Source data -
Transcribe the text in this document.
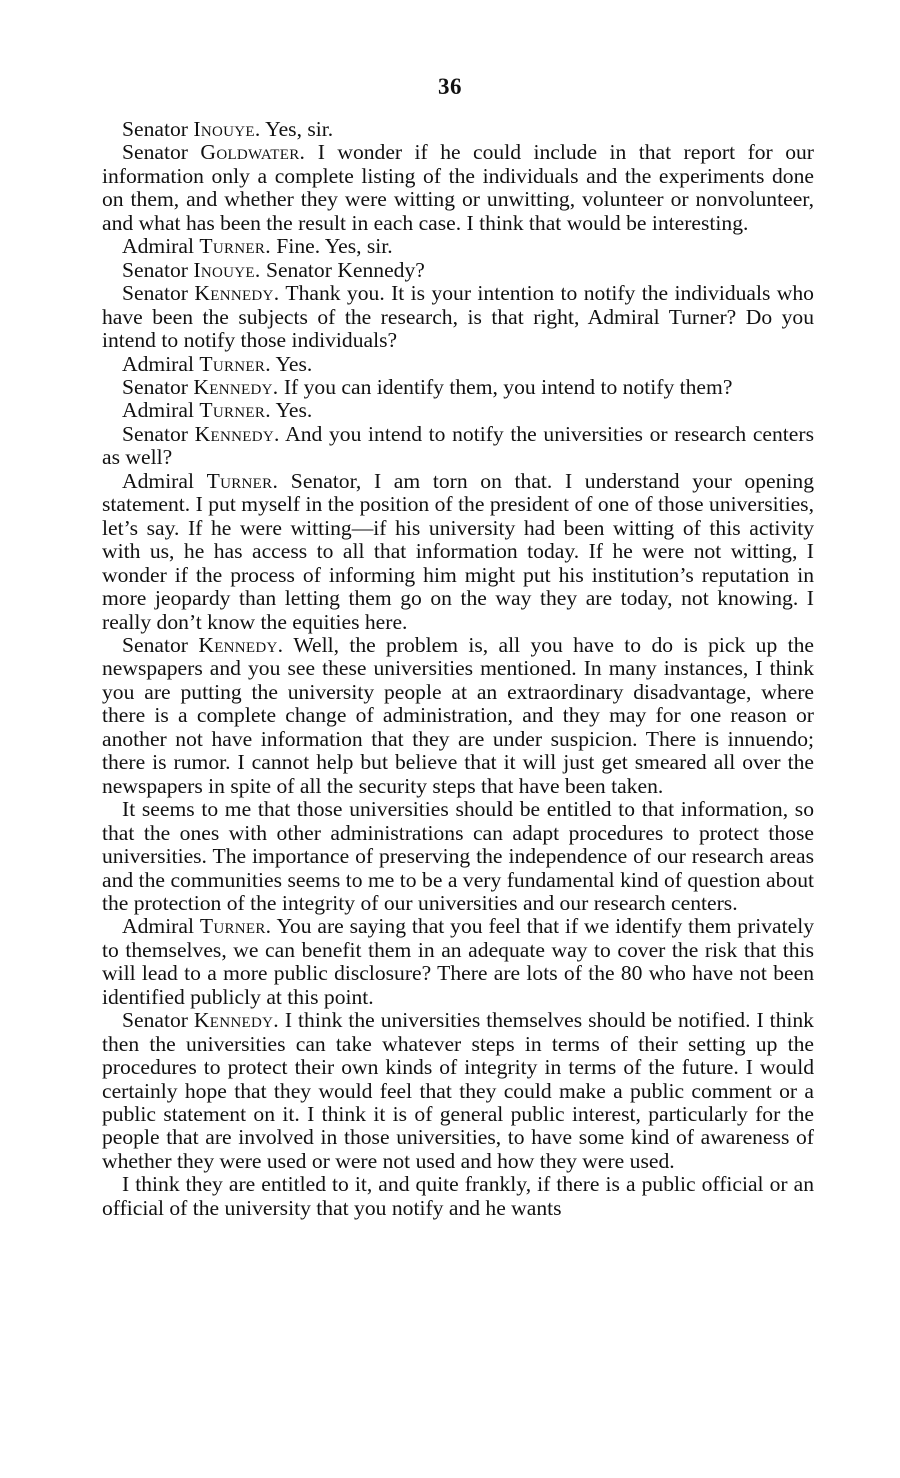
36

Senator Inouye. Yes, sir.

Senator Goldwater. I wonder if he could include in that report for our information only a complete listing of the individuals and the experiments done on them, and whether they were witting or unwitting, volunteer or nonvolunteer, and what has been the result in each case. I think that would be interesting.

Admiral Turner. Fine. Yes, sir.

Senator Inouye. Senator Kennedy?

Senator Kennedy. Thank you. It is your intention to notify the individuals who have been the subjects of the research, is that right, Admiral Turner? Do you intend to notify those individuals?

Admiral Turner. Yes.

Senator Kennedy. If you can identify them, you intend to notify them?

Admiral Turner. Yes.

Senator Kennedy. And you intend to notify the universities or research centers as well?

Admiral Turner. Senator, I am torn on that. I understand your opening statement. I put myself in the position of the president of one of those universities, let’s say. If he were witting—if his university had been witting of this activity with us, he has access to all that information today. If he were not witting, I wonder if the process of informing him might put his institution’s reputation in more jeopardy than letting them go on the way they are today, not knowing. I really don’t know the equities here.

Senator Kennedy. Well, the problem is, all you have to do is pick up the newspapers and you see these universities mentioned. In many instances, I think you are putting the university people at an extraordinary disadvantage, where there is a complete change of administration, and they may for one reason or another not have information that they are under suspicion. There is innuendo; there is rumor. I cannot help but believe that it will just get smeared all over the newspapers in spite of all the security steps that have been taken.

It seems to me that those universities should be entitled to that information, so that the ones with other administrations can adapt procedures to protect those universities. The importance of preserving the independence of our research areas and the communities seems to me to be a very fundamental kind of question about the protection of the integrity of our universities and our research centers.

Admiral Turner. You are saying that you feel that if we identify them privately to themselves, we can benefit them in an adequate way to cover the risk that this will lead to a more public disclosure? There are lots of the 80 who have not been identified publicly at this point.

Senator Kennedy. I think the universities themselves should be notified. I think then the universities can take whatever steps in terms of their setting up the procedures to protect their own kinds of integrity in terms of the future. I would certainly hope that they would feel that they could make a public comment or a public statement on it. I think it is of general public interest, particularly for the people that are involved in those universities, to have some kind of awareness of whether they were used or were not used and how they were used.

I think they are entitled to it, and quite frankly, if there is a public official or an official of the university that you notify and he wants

TASK GOAL - Among the lines above, how many contain the string "research"? State the number alone.

RESPONSE FOR THIS EXERCISE - 3